- [Aim of the task]
The records below are to be repeated in full, exactly as they are.
** start Data supplied **
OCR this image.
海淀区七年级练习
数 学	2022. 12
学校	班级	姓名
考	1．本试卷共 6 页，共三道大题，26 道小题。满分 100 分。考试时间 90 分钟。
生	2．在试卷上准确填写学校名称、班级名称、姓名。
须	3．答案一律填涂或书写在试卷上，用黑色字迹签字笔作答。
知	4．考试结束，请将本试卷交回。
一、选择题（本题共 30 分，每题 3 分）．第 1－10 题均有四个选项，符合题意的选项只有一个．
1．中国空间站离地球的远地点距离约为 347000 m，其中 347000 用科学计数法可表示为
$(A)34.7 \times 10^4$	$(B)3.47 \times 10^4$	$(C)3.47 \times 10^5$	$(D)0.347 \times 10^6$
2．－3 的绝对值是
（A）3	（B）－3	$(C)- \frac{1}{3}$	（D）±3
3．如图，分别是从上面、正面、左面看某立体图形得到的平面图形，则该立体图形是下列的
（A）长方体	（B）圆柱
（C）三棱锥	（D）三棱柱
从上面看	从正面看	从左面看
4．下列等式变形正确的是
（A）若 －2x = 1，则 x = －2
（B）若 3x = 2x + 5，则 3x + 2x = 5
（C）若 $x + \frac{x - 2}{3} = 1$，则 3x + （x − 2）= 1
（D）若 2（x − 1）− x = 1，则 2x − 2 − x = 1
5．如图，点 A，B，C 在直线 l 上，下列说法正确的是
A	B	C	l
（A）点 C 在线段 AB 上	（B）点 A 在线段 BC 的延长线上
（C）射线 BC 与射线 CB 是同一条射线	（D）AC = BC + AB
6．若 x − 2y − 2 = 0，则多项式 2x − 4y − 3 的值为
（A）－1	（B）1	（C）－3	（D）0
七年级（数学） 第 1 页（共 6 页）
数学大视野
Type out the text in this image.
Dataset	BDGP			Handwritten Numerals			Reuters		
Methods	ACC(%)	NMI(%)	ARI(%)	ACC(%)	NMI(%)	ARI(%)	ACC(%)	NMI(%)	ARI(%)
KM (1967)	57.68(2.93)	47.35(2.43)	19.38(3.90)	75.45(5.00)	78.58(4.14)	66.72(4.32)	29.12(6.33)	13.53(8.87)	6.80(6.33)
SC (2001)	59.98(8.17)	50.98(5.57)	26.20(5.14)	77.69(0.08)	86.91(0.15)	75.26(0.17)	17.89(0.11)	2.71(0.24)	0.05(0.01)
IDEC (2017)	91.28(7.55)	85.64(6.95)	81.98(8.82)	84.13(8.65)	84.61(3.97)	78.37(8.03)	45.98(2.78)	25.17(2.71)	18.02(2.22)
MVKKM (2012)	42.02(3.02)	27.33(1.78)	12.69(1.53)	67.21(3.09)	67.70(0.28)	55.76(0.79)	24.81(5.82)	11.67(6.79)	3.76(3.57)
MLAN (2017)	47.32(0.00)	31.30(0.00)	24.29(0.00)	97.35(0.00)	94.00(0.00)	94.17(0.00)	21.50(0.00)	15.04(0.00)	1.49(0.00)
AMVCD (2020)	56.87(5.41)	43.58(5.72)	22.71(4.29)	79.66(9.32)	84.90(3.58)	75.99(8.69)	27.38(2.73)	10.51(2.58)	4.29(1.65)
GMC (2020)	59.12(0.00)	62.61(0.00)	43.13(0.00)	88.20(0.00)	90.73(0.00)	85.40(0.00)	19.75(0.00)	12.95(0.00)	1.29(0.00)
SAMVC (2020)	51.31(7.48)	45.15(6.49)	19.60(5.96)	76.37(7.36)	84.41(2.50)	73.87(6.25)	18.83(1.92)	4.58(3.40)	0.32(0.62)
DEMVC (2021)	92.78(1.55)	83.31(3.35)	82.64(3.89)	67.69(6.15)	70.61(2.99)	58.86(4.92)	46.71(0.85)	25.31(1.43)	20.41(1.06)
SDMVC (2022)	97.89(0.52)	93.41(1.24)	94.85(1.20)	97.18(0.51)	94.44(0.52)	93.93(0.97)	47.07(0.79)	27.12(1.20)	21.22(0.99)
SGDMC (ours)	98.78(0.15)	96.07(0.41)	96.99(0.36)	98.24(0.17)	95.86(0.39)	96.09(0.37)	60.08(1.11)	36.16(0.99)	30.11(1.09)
** end Data supplied **
- [Expected output]
OCR this image.
海淀区七年级练习
数 学	2022. 12
学校	班级	姓名
考	1．本试卷共 6 页，共三道大题，26 道小题。满分 100 分。考试时间 90 分钟。
生	2．在试卷上准确填写学校名称、班级名称、姓名。
须	3．答案一律填涂或书写在试卷上，用黑色字迹签字笔作答。
知	4．考试结束，请将本试卷交回。
一、选择题（本题共 30 分，每题 3 分）．第 1－10 题均有四个选项，符合题意的选项只有一个．
1．中国空间站离地球的远地点距离约为 347000 m，其中 347000 用科学计数法可表示为
$(A)34.7 \times 10^4$	$(B)3.47 \times 10^4$	$(C)3.47 \times 10^5$	$(D)0.347 \times 10^6$
2．－3 的绝对值是
（A）3	（B）－3	$(C)- \frac{1}{3}$	（D）±3
3．如图，分别是从上面、正面、左面看某立体图形得到的平面图形，则该立体图形是下列的
（A）长方体	（B）圆柱
（C）三棱锥	（D）三棱柱
从上面看	从正面看	从左面看
4．下列等式变形正确的是
（A）若 －2x = 1，则 x = －2
（B）若 3x = 2x + 5，则 3x + 2x = 5
（C）若 $x + \frac{x - 2}{3} = 1$，则 3x + （x − 2）= 1
（D）若 2（x − 1）− x = 1，则 2x − 2 − x = 1
5．如图，点 A，B，C 在直线 l 上，下列说法正确的是
A	B	C	l
（A）点 C 在线段 AB 上	（B）点 A 在线段 BC 的延长线上
（C）射线 BC 与射线 CB 是同一条射线	（D）AC = BC + AB
6．若 x − 2y − 2 = 0，则多项式 2x − 4y − 3 的值为
（A）－1	（B）1	（C）－3	（D）0
七年级（数学） 第 1 页（共 6 页）
数学大视野
Type out the text in this image.
Dataset	BDGP			Handwritten Numerals			Reuters		
Methods	ACC(%)	NMI(%)	ARI(%)	ACC(%)	NMI(%)	ARI(%)	ACC(%)	NMI(%)	ARI(%)
KM (1967)	57.68(2.93)	47.35(2.43)	19.38(3.90)	75.45(5.00)	78.58(4.14)	66.72(4.32)	29.12(6.33)	13.53(8.87)	6.80(6.33)
SC (2001)	59.98(8.17)	50.98(5.57)	26.20(5.14)	77.69(0.08)	86.91(0.15)	75.26(0.17)	17.89(0.11)	2.71(0.24)	0.05(0.01)
IDEC (2017)	91.28(7.55)	85.64(6.95)	81.98(8.82)	84.13(8.65)	84.61(3.97)	78.37(8.03)	45.98(2.78)	25.17(2.71)	18.02(2.22)
MVKKM (2012)	42.02(3.02)	27.33(1.78)	12.69(1.53)	67.21(3.09)	67.70(0.28)	55.76(0.79)	24.81(5.82)	11.67(6.79)	3.76(3.57)
MLAN (2017)	47.32(0.00)	31.30(0.00)	24.29(0.00)	97.35(0.00)	94.00(0.00)	94.17(0.00)	21.50(0.00)	15.04(0.00)	1.49(0.00)
AMVCD (2020)	56.87(5.41)	43.58(5.72)	22.71(4.29)	79.66(9.32)	84.90(3.58)	75.99(8.69)	27.38(2.73)	10.51(2.58)	4.29(1.65)
GMC (2020)	59.12(0.00)	62.61(0.00)	43.13(0.00)	88.20(0.00)	90.73(0.00)	85.40(0.00)	19.75(0.00)	12.95(0.00)	1.29(0.00)
SAMVC (2020)	51.31(7.48)	45.15(6.49)	19.60(5.96)	76.37(7.36)	84.41(2.50)	73.87(6.25)	18.83(1.92)	4.58(3.40)	0.32(0.62)
DEMVC (2021)	92.78(1.55)	83.31(3.35)	82.64(3.89)	67.69(6.15)	70.61(2.99)	58.86(4.92)	46.71(0.85)	25.31(1.43)	20.41(1.06)
SDMVC (2022)	97.89(0.52)	93.41(1.24)	94.85(1.20)	97.18(0.51)	94.44(0.52)	93.93(0.97)	47.07(0.79)	27.12(1.20)	21.22(0.99)
SGDMC (ours)	98.78(0.15)	96.07(0.41)	96.99(0.36)	98.24(0.17)	95.86(0.39)	96.09(0.37)	60.08(1.11)	36.16(0.99)	30.11(1.09)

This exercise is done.